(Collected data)

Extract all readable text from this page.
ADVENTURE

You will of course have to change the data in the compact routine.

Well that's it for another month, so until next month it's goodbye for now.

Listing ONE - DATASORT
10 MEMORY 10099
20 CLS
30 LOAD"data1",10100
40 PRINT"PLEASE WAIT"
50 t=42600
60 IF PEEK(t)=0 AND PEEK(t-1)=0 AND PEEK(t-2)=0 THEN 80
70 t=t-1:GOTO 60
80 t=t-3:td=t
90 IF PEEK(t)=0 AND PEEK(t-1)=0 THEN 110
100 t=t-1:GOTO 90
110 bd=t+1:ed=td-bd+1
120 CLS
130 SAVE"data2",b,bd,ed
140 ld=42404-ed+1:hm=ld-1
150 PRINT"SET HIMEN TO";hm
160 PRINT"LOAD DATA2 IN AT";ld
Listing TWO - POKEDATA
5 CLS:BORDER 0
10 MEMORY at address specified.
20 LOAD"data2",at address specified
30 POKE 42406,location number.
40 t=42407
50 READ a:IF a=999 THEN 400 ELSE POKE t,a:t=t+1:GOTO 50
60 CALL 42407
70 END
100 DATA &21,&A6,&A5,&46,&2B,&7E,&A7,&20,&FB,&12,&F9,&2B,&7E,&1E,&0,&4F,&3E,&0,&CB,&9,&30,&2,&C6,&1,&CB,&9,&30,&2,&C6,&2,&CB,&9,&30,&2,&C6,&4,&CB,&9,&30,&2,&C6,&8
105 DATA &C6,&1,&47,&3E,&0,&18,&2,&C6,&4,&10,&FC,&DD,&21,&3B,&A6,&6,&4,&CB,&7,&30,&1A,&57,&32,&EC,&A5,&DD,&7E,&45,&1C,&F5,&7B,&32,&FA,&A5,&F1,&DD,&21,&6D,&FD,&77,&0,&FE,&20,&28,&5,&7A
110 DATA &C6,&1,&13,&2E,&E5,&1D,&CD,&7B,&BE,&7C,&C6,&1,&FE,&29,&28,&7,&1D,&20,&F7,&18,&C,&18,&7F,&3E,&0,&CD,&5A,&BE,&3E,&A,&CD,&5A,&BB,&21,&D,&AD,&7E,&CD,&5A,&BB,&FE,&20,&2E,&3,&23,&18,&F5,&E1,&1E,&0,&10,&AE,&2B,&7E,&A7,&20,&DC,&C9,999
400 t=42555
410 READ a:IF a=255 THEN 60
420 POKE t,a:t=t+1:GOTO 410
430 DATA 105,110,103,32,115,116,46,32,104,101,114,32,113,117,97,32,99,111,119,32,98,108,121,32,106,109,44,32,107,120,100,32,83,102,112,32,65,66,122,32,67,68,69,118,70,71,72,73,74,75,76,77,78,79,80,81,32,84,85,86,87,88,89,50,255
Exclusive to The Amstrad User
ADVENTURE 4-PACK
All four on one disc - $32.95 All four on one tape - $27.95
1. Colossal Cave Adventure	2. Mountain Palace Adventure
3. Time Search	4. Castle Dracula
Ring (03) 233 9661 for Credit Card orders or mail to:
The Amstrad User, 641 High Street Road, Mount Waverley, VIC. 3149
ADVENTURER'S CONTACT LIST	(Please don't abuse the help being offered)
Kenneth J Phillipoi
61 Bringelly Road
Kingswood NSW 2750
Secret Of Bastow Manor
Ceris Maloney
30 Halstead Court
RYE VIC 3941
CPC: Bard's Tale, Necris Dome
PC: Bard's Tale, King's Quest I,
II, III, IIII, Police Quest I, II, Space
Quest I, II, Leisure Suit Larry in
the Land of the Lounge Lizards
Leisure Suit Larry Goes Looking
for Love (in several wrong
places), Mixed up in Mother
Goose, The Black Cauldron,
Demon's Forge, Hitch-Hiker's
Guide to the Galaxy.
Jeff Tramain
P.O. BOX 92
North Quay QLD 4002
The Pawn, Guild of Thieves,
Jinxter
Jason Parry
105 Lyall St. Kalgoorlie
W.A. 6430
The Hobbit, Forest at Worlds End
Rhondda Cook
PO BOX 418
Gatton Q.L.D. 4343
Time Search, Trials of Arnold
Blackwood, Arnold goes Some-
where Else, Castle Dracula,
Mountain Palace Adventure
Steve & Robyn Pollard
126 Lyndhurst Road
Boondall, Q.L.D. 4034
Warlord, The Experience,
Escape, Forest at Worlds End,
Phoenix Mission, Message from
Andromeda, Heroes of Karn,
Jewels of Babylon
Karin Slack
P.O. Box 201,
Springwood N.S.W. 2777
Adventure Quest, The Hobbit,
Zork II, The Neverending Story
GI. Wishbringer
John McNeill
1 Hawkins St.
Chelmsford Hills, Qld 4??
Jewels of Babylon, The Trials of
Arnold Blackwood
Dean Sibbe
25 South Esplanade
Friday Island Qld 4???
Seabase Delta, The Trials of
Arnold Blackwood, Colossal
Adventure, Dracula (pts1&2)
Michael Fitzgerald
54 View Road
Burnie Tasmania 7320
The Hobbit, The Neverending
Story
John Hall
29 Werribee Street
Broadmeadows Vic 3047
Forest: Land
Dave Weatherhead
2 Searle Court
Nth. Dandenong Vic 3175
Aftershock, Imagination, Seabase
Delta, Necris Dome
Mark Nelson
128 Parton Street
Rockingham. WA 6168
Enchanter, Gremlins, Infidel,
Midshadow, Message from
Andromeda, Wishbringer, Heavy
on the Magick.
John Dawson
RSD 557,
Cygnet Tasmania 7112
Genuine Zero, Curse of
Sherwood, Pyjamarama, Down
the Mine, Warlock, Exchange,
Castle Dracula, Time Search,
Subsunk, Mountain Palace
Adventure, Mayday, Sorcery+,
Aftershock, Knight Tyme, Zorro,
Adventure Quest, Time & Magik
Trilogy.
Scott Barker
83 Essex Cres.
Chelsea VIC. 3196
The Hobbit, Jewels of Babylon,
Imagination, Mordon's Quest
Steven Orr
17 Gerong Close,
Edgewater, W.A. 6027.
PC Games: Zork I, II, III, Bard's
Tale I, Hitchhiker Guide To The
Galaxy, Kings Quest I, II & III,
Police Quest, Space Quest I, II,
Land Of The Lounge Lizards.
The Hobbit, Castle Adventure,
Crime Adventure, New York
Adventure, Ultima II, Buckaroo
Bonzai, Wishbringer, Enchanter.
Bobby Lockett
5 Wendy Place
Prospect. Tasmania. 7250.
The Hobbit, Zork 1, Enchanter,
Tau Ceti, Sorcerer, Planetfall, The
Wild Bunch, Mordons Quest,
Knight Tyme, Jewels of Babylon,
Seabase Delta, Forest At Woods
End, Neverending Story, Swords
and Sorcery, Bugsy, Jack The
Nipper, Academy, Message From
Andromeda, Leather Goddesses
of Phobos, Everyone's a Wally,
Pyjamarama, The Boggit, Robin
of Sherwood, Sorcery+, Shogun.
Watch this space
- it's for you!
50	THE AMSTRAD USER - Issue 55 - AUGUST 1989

- Goal of the exercise: Restate each record exactly as written.

- Response to the task:
Extract all readable text from this page.
ADVENTURE

You will of course have to change the data in the compact routine.

Well that's it for another month, so until next month it's goodbye for now.

Listing ONE - DATASORT
10 MEMORY 10099
20 CLS
30 LOAD"data1",10100
40 PRINT"PLEASE WAIT"
50 t=42600
60 IF PEEK(t)=0 AND PEEK(t-1)=0 AND PEEK(t-2)=0 THEN 80
70 t=t-1:GOTO 60
80 t=t-3:td=t
90 IF PEEK(t)=0 AND PEEK(t-1)=0 THEN 110
100 t=t-1:GOTO 90
110 bd=t+1:ed=td-bd+1
120 CLS
130 SAVE"data2",b,bd,ed
140 ld=42404-ed+1:hm=ld-1
150 PRINT"SET HIMEN TO";hm
160 PRINT"LOAD DATA2 IN AT";ld
Listing TWO - POKEDATA
5 CLS:BORDER 0
10 MEMORY at address specified.
20 LOAD"data2",at address specified
30 POKE 42406,location number.
40 t=42407
50 READ a:IF a=999 THEN 400 ELSE POKE t,a:t=t+1:GOTO 50
60 CALL 42407
70 END
100 DATA &21,&A6,&A5,&46,&2B,&7E,&A7,&20,&FB,&12,&F9,&2B,&7E,&1E,&0,&4F,&3E,&0,&CB,&9,&30,&2,&C6,&1,&CB,&9,&30,&2,&C6,&2,&CB,&9,&30,&2,&C6,&4,&CB,&9,&30,&2,&C6,&8
105 DATA &C6,&1,&47,&3E,&0,&18,&2,&C6,&4,&10,&FC,&DD,&21,&3B,&A6,&6,&4,&CB,&7,&30,&1A,&57,&32,&EC,&A5,&DD,&7E,&45,&1C,&F5,&7B,&32,&FA,&A5,&F1,&DD,&21,&6D,&FD,&77,&0,&FE,&20,&28,&5,&7A
110 DATA &C6,&1,&13,&2E,&E5,&1D,&CD,&7B,&BE,&7C,&C6,&1,&FE,&29,&28,&7,&1D,&20,&F7,&18,&C,&18,&7F,&3E,&0,&CD,&5A,&BE,&3E,&A,&CD,&5A,&BB,&21,&D,&AD,&7E,&CD,&5A,&BB,&FE,&20,&2E,&3,&23,&18,&F5,&E1,&1E,&0,&10,&AE,&2B,&7E,&A7,&20,&DC,&C9,999
400 t=42555
410 READ a:IF a=255 THEN 60
420 POKE t,a:t=t+1:GOTO 410
430 DATA 105,110,103,32,115,116,46,32,104,101,114,32,113,117,97,32,99,111,119,32,98,108,121,32,106,109,44,32,107,120,100,32,83,102,112,32,65,66,122,32,67,68,69,118,70,71,72,73,74,75,76,77,78,79,80,81,32,84,85,86,87,88,89,50,255
Exclusive to The Amstrad User
ADVENTURE 4-PACK
All four on one disc - $32.95 All four on one tape - $27.95
1. Colossal Cave Adventure	2. Mountain Palace Adventure
3. Time Search	4. Castle Dracula
Ring (03) 233 9661 for Credit Card orders or mail to:
The Amstrad User, 641 High Street Road, Mount Waverley, VIC. 3149
ADVENTURER'S CONTACT LIST	(Please don't abuse the help being offered)
Kenneth J Phillipoi
61 Bringelly Road
Kingswood NSW 2750
Secret Of Bastow Manor
Ceris Maloney
30 Halstead Court
RYE VIC 3941
CPC: Bard's Tale, Necris Dome
PC: Bard's Tale, King's Quest I,
II, III, IIII, Police Quest I, II, Space
Quest I, II, Leisure Suit Larry in
the Land of the Lounge Lizards
Leisure Suit Larry Goes Looking
for Love (in several wrong
places), Mixed up in Mother
Goose, The Black Cauldron,
Demon's Forge, Hitch-Hiker's
Guide to the Galaxy.
Jeff Tramain
P.O. BOX 92
North Quay QLD 4002
The Pawn, Guild of Thieves,
Jinxter
Jason Parry
105 Lyall St. Kalgoorlie
W.A. 6430
The Hobbit, Forest at Worlds End
Rhondda Cook
PO BOX 418
Gatton Q.L.D. 4343
Time Search, Trials of Arnold
Blackwood, Arnold goes Some-
where Else, Castle Dracula,
Mountain Palace Adventure
Steve & Robyn Pollard
126 Lyndhurst Road
Boondall, Q.L.D. 4034
Warlord, The Experience,
Escape, Forest at Worlds End,
Phoenix Mission, Message from
Andromeda, Heroes of Karn,
Jewels of Babylon
Karin Slack
P.O. Box 201,
Springwood N.S.W. 2777
Adventure Quest, The Hobbit,
Zork II, The Neverending Story
GI. Wishbringer
John McNeill
1 Hawkins St.
Chelmsford Hills, Qld 4??
Jewels of Babylon, The Trials of
Arnold Blackwood
Dean Sibbe
25 South Esplanade
Friday Island Qld 4???
Seabase Delta, The Trials of
Arnold Blackwood, Colossal
Adventure, Dracula (pts1&2)
Michael Fitzgerald
54 View Road
Burnie Tasmania 7320
The Hobbit, The Neverending
Story
John Hall
29 Werribee Street
Broadmeadows Vic 3047
Forest: Land
Dave Weatherhead
2 Searle Court
Nth. Dandenong Vic 3175
Aftershock, Imagination, Seabase
Delta, Necris Dome
Mark Nelson
128 Parton Street
Rockingham. WA 6168
Enchanter, Gremlins, Infidel,
Midshadow, Message from
Andromeda, Wishbringer, Heavy
on the Magick.
John Dawson
RSD 557,
Cygnet Tasmania 7112
Genuine Zero, Curse of
Sherwood, Pyjamarama, Down
the Mine, Warlock, Exchange,
Castle Dracula, Time Search,
Subsunk, Mountain Palace
Adventure, Mayday, Sorcery+,
Aftershock, Knight Tyme, Zorro,
Adventure Quest, Time & Magik
Trilogy.
Scott Barker
83 Essex Cres.
Chelsea VIC. 3196
The Hobbit, Jewels of Babylon,
Imagination, Mordon's Quest
Steven Orr
17 Gerong Close,
Edgewater, W.A. 6027.
PC Games: Zork I, II, III, Bard's
Tale I, Hitchhiker Guide To The
Galaxy, Kings Quest I, II & III,
Police Quest, Space Quest I, II,
Land Of The Lounge Lizards.
The Hobbit, Castle Adventure,
Crime Adventure, New York
Adventure, Ultima II, Buckaroo
Bonzai, Wishbringer, Enchanter.
Bobby Lockett
5 Wendy Place
Prospect. Tasmania. 7250.
The Hobbit, Zork 1, Enchanter,
Tau Ceti, Sorcerer, Planetfall, The
Wild Bunch, Mordons Quest,
Knight Tyme, Jewels of Babylon,
Seabase Delta, Forest At Woods
End, Neverending Story, Swords
and Sorcery, Bugsy, Jack The
Nipper, Academy, Message From
Andromeda, Leather Goddesses
of Phobos, Everyone's a Wally,
Pyjamarama, The Boggit, Robin
of Sherwood, Sorcery+, Shogun.
Watch this space
- it's for you!
50	THE AMSTRAD USER - Issue 55 - AUGUST 1989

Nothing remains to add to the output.